- _DATASET CONTENT_:
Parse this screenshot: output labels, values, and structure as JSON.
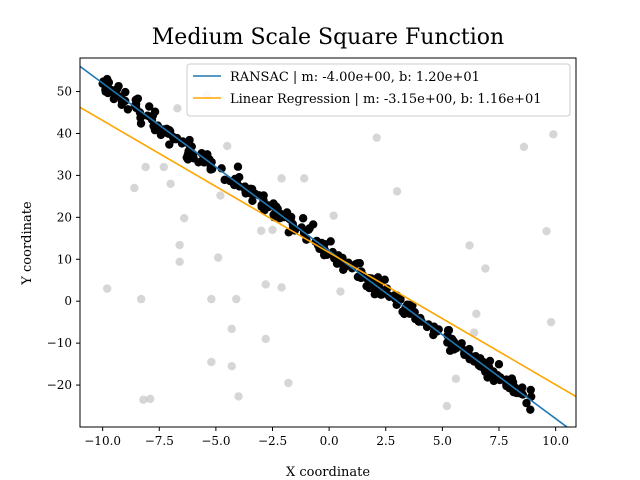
{
  "chart_data": {
    "type": "scatter",
    "title": "Medium Scale Square Function",
    "xlabel": "X coordinate",
    "ylabel": "Y coordinate",
    "xlim": [
      -11.0,
      10.9
    ],
    "ylim": [
      -30.0,
      58.0
    ],
    "xticks": [
      -10.0,
      -7.5,
      -5.0,
      -2.5,
      0.0,
      2.5,
      5.0,
      7.5,
      10.0
    ],
    "xtick_labels": [
      "−10.0",
      "−7.5",
      "−5.0",
      "−2.5",
      "0.0",
      "2.5",
      "5.0",
      "7.5",
      "10.0"
    ],
    "yticks": [
      -20,
      -10,
      0,
      10,
      20,
      30,
      40,
      50
    ],
    "ytick_labels": [
      "−20",
      "−10",
      "0",
      "10",
      "20",
      "30",
      "40",
      "50"
    ],
    "grid": false,
    "legend_position": "top-right",
    "lines": [
      {
        "name": "RANSAC | m: -4.00e+00, b: 1.20e+01",
        "slope": -4.0,
        "intercept": 12.0,
        "color": "#1f77b4"
      },
      {
        "name": "Linear Regression | m: -3.15e+00, b: 1.16e+01",
        "slope": -3.15,
        "intercept": 11.6,
        "color": "#ffa500"
      }
    ],
    "inliers": {
      "color": "#000000",
      "x_range": [
        -10.0,
        9.0
      ],
      "count": 300,
      "slope": -4.0,
      "intercept": 12.0,
      "noise": 1.2
    },
    "outliers": {
      "color": "#c8c8c8",
      "points": [
        [
          -9.8,
          3.0
        ],
        [
          -8.6,
          27.0
        ],
        [
          -8.3,
          0.5
        ],
        [
          -8.1,
          32.0
        ],
        [
          -8.2,
          -23.5
        ],
        [
          -7.9,
          -23.3
        ],
        [
          -7.3,
          32.0
        ],
        [
          -7.0,
          28.0
        ],
        [
          -6.7,
          46.0
        ],
        [
          -6.6,
          9.4
        ],
        [
          -6.6,
          13.4
        ],
        [
          -6.4,
          19.8
        ],
        [
          -5.4,
          49.2
        ],
        [
          -5.2,
          0.5
        ],
        [
          -5.2,
          -14.5
        ],
        [
          -4.9,
          10.4
        ],
        [
          -4.8,
          25.2
        ],
        [
          -4.5,
          37.0
        ],
        [
          -4.3,
          -6.6
        ],
        [
          -4.3,
          -15.5
        ],
        [
          -4.1,
          0.5
        ],
        [
          -4.0,
          -22.7
        ],
        [
          -3.0,
          16.8
        ],
        [
          -2.8,
          4.0
        ],
        [
          -2.8,
          -9.0
        ],
        [
          -2.5,
          17.0
        ],
        [
          -2.1,
          29.3
        ],
        [
          -2.1,
          3.3
        ],
        [
          -1.8,
          -19.5
        ],
        [
          -1.1,
          29.3
        ],
        [
          0.2,
          20.4
        ],
        [
          0.5,
          2.3
        ],
        [
          2.1,
          39.0
        ],
        [
          3.0,
          26.2
        ],
        [
          5.2,
          -25.0
        ],
        [
          5.6,
          -18.5
        ],
        [
          6.2,
          13.3
        ],
        [
          6.5,
          -3.0
        ],
        [
          6.9,
          7.8
        ],
        [
          6.4,
          -7.5
        ],
        [
          8.6,
          36.8
        ],
        [
          9.6,
          16.7
        ],
        [
          9.8,
          -5.0
        ],
        [
          9.9,
          39.8
        ]
      ]
    },
    "seed": 7
  }
}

- _AIM OF THE TASK_:
Looking at the entries above, state how many lines contain "name"; give the number alone.

- _RESULT_:
2